Start of Given entries

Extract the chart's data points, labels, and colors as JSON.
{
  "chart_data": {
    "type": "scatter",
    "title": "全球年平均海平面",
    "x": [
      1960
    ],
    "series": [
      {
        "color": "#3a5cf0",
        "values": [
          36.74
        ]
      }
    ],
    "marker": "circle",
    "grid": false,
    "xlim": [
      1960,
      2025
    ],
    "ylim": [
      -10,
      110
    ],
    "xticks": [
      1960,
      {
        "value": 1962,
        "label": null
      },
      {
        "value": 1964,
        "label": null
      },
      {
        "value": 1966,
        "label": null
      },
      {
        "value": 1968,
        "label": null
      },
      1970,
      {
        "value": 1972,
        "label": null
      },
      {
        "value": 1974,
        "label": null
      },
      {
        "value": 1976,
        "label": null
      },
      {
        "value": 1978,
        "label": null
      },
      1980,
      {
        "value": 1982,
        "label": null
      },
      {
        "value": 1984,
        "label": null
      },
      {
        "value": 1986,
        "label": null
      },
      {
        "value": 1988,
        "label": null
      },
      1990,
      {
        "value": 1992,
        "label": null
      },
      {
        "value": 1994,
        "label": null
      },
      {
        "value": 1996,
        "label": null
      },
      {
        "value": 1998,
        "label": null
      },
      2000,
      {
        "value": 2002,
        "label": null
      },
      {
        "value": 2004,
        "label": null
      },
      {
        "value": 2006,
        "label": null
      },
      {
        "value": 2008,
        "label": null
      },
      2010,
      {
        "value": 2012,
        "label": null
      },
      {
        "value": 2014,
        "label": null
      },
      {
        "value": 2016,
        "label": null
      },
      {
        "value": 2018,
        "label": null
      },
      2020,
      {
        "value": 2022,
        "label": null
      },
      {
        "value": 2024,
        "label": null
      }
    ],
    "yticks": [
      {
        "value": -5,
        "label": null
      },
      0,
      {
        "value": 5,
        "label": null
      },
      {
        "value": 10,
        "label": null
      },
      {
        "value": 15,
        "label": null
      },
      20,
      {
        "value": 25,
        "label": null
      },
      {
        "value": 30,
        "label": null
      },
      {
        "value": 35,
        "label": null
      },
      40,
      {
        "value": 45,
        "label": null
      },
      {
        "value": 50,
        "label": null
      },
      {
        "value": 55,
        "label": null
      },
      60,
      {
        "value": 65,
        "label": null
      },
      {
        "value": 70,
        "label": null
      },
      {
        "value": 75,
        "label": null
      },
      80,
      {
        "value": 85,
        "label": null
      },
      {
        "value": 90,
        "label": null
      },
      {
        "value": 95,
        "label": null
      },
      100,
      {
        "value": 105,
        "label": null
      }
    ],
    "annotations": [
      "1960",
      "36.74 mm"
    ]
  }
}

End of Given entries

- _Task instructions_:
Each record above should be restated word for word.

- _Reply_:
Extract the chart's data points, labels, and colors as JSON.
{
  "chart_data": {
    "type": "scatter",
    "title": "全球年平均海平面",
    "x": [
      1960
    ],
    "series": [
      {
        "color": "#3a5cf0",
        "values": [
          36.74
        ]
      }
    ],
    "marker": "circle",
    "grid": false,
    "xlim": [
      1960,
      2025
    ],
    "ylim": [
      -10,
      110
    ],
    "xticks": [
      1960,
      {
        "value": 1962,
        "label": null
      },
      {
        "value": 1964,
        "label": null
      },
      {
        "value": 1966,
        "label": null
      },
      {
        "value": 1968,
        "label": null
      },
      1970,
      {
        "value": 1972,
        "label": null
      },
      {
        "value": 1974,
        "label": null
      },
      {
        "value": 1976,
        "label": null
      },
      {
        "value": 1978,
        "label": null
      },
      1980,
      {
        "value": 1982,
        "label": null
      },
      {
        "value": 1984,
        "label": null
      },
      {
        "value": 1986,
        "label": null
      },
      {
        "value": 1988,
        "label": null
      },
      1990,
      {
        "value": 1992,
        "label": null
      },
      {
        "value": 1994,
        "label": null
      },
      {
        "value": 1996,
        "label": null
      },
      {
        "value": 1998,
        "label": null
      },
      2000,
      {
        "value": 2002,
        "label": null
      },
      {
        "value": 2004,
        "label": null
      },
      {
        "value": 2006,
        "label": null
      },
      {
        "value": 2008,
        "label": null
      },
      2010,
      {
        "value": 2012,
        "label": null
      },
      {
        "value": 2014,
        "label": null
      },
      {
        "value": 2016,
        "label": null
      },
      {
        "value": 2018,
        "label": null
      },
      2020,
      {
        "value": 2022,
        "label": null
      },
      {
        "value": 2024,
        "label": null
      }
    ],
    "yticks": [
      {
        "value": -5,
        "label": null
      },
      0,
      {
        "value": 5,
        "label": null
      },
      {
        "value": 10,
        "label": null
      },
      {
        "value": 15,
        "label": null
      },
      20,
      {
        "value": 25,
        "label": null
      },
      {
        "value": 30,
        "label": null
      },
      {
        "value": 35,
        "label": null
      },
      40,
      {
        "value": 45,
        "label": null
      },
      {
        "value": 50,
        "label": null
      },
      {
        "value": 55,
        "label": null
      },
      60,
      {
        "value": 65,
        "label": null
      },
      {
        "value": 70,
        "label": null
      },
      {
        "value": 75,
        "label": null
      },
      80,
      {
        "value": 85,
        "label": null
      },
      {
        "value": 90,
        "label": null
      },
      {
        "value": 95,
        "label": null
      },
      100,
      {
        "value": 105,
        "label": null
      }
    ],
    "annotations": [
      "1960",
      "36.74 mm"
    ]
  }
}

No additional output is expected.